* **TASK MATERIAL**
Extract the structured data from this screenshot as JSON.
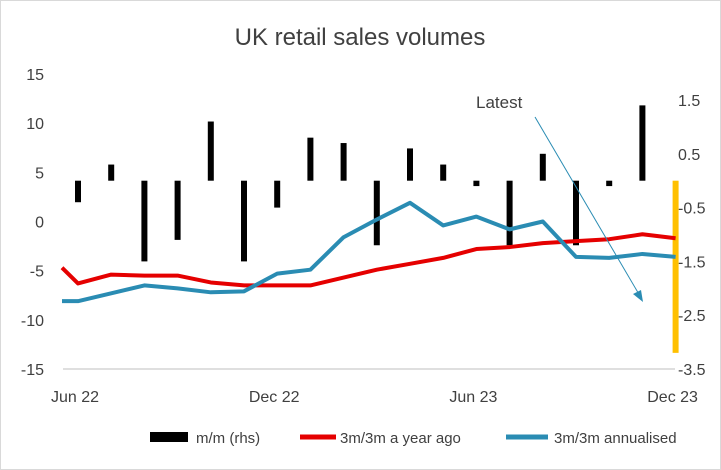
{
  "chart_data": {
    "type": "bar+line",
    "title": "UK retail sales volumes",
    "x_ticks": [
      "Jun 22",
      "Dec 22",
      "Jun 23",
      "Dec 23"
    ],
    "months": [
      "Jun 22",
      "Jul 22",
      "Aug 22",
      "Sep 22",
      "Oct 22",
      "Nov 22",
      "Dec 22",
      "Jan 23",
      "Feb 23",
      "Mar 23",
      "Apr 23",
      "May 23",
      "Jun 23",
      "Jul 23",
      "Aug 23",
      "Sep 23",
      "Oct 23",
      "Nov 23",
      "Dec 23"
    ],
    "left_axis": {
      "ylim": [
        -15,
        15
      ],
      "ticks": [
        -15,
        -10,
        -5,
        0,
        5,
        10,
        15
      ]
    },
    "right_axis": {
      "ylim": [
        -3.5,
        2.0
      ],
      "ticks": [
        -3.5,
        -2.5,
        -1.5,
        -0.5,
        0.5,
        1.5
      ]
    },
    "series": [
      {
        "name": "m/m (rhs)",
        "kind": "bar",
        "axis": "right",
        "color": "#000000",
        "values": [
          -0.4,
          0.3,
          -1.5,
          -1.1,
          1.1,
          -1.5,
          -0.5,
          0.8,
          0.7,
          -1.2,
          0.6,
          0.3,
          -0.1,
          -1.2,
          0.5,
          -1.2,
          -0.1,
          1.4,
          -3.2
        ]
      },
      {
        "name": "3m/3m a year ago",
        "kind": "line",
        "axis": "left",
        "color": "#e50000",
        "values": [
          -6.3,
          -5.4,
          -5.5,
          -5.5,
          -6.2,
          -6.5,
          -6.5,
          -6.5,
          -5.7,
          -4.9,
          -4.3,
          -3.7,
          -2.8,
          -2.6,
          -2.2,
          -2.0,
          -1.8,
          -1.3,
          -1.7
        ],
        "lead_in": -4.7
      },
      {
        "name": "3m/3m annualised",
        "kind": "line",
        "axis": "left",
        "color": "#2a8cb3",
        "values": [
          -8.1,
          -7.3,
          -6.5,
          -6.8,
          -7.2,
          -7.1,
          -5.3,
          -4.9,
          -1.6,
          0.2,
          1.9,
          -0.4,
          0.5,
          -0.8,
          0.0,
          -3.6,
          -3.7,
          -3.3,
          -3.6
        ]
      }
    ],
    "highlight": {
      "month": "Dec 23",
      "color": "#ffc000"
    },
    "annotation": {
      "text": "Latest"
    },
    "legend": {
      "position": "bottom"
    }
  }
}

* **DIRECTION**
Using the entries above, tally how many lines have the word "name" in them; write the number and nothing more.

* **SOLUTION TO THE EXERCISE**
3